Request
Could you transcribe every record below exactly as written, leaving out any pictures?

The data
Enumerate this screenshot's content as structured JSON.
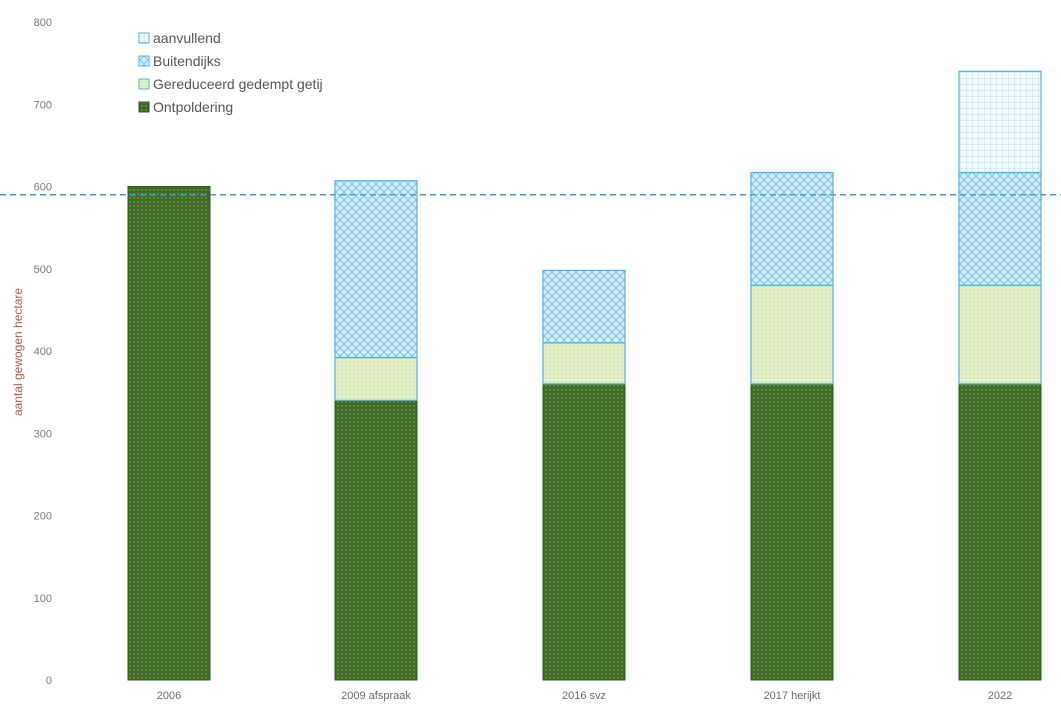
{
  "chart_data": {
    "type": "bar",
    "stacked": true,
    "categories": [
      "2006",
      "2009 afspraak",
      "2016 svz",
      "2017 herijkt",
      "2022"
    ],
    "ylabel": "aantal gewogen hectare",
    "ylim": [
      0,
      800
    ],
    "yticks": [
      0,
      100,
      200,
      300,
      400,
      500,
      600,
      700,
      800
    ],
    "grid": false,
    "legend_position": "top-left",
    "series": [
      {
        "name": "Ontpoldering",
        "values": [
          600,
          340,
          360,
          360,
          360
        ],
        "color": "#3f6b24"
      },
      {
        "name": "Gereduceerd gedempt getij",
        "values": [
          0,
          52,
          50,
          120,
          120
        ],
        "color": "#d9ebb5"
      },
      {
        "name": "Buitendijks",
        "values": [
          0,
          215,
          88,
          137,
          137
        ],
        "color": "#bfe3f5"
      },
      {
        "name": "aanvullend",
        "values": [
          0,
          0,
          0,
          0,
          123
        ],
        "color": "#eaf6fc"
      }
    ],
    "reference_line": {
      "value": 590,
      "color": "#3aa0d8"
    }
  }
}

Task answer
Enumerate this screenshot's content as structured JSON.
{
  "chart_data": {
    "type": "bar",
    "stacked": true,
    "categories": [
      "2006",
      "2009 afspraak",
      "2016 svz",
      "2017 herijkt",
      "2022"
    ],
    "ylabel": "aantal gewogen hectare",
    "ylim": [
      0,
      800
    ],
    "yticks": [
      0,
      100,
      200,
      300,
      400,
      500,
      600,
      700,
      800
    ],
    "grid": false,
    "legend_position": "top-left",
    "series": [
      {
        "name": "Ontpoldering",
        "values": [
          600,
          340,
          360,
          360,
          360
        ],
        "color": "#3f6b24"
      },
      {
        "name": "Gereduceerd gedempt getij",
        "values": [
          0,
          52,
          50,
          120,
          120
        ],
        "color": "#d9ebb5"
      },
      {
        "name": "Buitendijks",
        "values": [
          0,
          215,
          88,
          137,
          137
        ],
        "color": "#bfe3f5"
      },
      {
        "name": "aanvullend",
        "values": [
          0,
          0,
          0,
          0,
          123
        ],
        "color": "#eaf6fc"
      }
    ],
    "reference_line": {
      "value": 590,
      "color": "#3aa0d8"
    }
  }
}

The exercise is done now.